** START SOURCE DATA **

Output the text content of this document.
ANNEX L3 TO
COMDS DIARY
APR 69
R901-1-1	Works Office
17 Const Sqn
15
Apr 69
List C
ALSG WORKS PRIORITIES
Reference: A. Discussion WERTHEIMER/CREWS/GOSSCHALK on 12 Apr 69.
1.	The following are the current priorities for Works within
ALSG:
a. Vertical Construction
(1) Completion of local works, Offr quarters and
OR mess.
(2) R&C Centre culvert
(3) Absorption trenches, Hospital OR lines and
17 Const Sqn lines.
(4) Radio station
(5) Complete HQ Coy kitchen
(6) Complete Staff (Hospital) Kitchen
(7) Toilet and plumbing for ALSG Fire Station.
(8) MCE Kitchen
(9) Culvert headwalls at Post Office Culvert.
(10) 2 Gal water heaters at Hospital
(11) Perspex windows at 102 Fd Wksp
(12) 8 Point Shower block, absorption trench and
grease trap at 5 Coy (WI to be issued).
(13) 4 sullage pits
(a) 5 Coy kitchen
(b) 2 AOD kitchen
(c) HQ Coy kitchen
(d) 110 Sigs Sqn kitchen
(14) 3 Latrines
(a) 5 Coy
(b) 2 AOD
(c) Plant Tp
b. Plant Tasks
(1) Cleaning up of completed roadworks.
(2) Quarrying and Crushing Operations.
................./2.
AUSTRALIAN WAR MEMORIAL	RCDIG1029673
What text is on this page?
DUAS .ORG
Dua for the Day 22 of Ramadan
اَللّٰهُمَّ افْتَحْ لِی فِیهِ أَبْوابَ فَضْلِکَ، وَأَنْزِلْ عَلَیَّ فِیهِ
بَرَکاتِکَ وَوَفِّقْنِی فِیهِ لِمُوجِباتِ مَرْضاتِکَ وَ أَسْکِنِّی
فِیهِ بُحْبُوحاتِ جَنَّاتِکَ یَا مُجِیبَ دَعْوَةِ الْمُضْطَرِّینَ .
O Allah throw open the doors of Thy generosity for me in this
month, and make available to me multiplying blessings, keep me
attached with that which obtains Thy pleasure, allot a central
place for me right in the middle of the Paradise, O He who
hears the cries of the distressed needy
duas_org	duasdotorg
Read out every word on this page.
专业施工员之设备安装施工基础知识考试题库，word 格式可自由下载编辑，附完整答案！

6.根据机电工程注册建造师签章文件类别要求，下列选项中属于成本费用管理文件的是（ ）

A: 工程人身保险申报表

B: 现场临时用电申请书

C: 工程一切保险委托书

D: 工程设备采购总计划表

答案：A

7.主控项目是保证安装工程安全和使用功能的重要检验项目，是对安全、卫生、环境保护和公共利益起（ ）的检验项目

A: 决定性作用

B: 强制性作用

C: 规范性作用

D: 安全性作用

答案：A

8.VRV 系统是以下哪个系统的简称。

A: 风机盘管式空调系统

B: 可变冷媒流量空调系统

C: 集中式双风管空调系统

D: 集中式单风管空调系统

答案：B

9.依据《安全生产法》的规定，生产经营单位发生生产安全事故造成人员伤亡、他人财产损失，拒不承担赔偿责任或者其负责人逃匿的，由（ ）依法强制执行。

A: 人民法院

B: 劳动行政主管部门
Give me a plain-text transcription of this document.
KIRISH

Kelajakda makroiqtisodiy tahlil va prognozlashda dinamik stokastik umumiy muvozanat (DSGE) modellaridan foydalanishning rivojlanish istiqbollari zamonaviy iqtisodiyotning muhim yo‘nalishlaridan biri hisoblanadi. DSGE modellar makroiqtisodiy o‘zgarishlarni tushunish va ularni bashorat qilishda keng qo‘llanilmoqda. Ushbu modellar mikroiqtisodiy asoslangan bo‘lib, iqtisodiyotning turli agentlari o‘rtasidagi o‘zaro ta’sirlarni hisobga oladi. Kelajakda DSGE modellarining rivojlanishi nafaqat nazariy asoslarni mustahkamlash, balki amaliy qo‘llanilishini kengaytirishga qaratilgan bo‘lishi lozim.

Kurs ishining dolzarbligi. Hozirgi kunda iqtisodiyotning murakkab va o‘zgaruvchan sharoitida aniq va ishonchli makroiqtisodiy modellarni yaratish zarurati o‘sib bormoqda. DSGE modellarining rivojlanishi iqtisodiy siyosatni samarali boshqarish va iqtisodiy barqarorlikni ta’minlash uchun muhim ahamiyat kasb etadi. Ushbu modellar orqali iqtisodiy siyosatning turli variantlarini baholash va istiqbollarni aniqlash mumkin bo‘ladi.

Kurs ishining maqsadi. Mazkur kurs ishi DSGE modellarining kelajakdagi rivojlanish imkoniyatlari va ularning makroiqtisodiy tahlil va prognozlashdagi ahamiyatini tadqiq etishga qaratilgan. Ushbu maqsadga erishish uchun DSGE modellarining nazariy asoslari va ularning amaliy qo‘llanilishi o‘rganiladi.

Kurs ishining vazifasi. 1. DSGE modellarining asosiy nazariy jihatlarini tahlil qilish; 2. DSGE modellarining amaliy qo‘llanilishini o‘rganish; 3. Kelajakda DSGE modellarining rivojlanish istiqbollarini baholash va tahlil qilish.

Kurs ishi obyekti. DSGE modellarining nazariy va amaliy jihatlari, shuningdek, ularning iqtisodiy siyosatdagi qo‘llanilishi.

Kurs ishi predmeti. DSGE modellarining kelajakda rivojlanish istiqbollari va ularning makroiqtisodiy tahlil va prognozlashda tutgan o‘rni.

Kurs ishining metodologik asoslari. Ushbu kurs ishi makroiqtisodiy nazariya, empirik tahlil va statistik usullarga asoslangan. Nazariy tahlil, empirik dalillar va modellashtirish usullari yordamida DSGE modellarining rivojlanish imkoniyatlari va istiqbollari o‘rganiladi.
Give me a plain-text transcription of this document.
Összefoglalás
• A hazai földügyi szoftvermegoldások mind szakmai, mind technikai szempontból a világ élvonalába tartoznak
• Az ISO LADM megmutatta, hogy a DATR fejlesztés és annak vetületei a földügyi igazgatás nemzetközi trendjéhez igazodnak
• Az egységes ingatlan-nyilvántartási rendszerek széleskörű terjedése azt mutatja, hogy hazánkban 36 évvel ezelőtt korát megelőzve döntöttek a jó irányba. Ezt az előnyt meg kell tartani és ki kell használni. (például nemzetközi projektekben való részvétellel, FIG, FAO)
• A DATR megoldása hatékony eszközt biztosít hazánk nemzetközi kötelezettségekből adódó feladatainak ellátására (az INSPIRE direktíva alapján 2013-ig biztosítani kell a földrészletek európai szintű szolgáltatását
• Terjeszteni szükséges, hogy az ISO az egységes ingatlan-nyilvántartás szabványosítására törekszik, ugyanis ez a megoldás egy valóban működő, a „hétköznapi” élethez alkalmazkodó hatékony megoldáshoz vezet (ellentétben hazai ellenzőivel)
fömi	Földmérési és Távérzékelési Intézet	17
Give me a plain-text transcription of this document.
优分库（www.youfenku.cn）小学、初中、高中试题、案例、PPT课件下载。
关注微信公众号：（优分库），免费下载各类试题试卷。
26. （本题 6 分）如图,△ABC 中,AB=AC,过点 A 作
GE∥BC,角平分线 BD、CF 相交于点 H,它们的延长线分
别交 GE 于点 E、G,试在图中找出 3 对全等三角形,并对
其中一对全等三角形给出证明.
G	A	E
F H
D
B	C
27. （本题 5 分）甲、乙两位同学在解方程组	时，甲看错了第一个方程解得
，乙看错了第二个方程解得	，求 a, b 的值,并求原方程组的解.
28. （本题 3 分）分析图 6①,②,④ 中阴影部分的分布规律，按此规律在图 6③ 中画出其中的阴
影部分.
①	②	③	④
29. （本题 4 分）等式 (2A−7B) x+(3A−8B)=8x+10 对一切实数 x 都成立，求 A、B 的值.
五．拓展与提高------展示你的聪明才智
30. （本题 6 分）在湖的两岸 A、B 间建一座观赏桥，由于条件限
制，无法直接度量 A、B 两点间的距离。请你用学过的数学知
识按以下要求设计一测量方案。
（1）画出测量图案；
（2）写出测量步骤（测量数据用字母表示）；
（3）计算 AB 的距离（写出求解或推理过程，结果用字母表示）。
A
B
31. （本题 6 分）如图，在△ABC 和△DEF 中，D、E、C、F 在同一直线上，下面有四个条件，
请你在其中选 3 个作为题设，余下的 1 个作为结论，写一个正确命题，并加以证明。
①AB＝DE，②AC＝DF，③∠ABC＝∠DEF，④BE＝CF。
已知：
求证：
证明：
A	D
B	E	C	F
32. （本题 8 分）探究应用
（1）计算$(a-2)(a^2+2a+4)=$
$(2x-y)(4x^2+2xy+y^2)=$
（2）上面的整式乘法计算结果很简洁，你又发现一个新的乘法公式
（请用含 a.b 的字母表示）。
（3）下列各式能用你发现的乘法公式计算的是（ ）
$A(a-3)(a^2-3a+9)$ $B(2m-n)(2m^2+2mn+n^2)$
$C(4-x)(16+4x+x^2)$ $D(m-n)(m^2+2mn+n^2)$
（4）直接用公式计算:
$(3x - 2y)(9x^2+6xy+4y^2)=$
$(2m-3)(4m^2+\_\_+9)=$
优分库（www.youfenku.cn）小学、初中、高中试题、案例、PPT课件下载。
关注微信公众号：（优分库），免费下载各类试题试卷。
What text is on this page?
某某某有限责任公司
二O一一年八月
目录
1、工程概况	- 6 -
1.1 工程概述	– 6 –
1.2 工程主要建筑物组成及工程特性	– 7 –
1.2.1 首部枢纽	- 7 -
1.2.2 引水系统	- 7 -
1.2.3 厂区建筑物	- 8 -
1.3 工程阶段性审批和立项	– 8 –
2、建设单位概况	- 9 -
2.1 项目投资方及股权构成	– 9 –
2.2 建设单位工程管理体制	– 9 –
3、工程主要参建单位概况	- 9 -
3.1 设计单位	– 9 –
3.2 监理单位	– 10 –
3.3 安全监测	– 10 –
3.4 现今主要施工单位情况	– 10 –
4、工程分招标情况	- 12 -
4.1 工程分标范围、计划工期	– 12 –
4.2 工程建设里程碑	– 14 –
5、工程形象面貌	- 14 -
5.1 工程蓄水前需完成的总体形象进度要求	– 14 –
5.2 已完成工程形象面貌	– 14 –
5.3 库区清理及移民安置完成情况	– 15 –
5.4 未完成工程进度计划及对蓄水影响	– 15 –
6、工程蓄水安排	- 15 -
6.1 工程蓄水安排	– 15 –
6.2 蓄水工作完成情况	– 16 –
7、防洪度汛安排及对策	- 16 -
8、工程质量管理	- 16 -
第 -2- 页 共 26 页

** END SOURCE DATA **

TASK STATEMENT: Find the word "lines" and list each line it appears in.

SOLUTION:
(3) Absorption trenches, Hospital OR lines and
17 Const Sqn lines.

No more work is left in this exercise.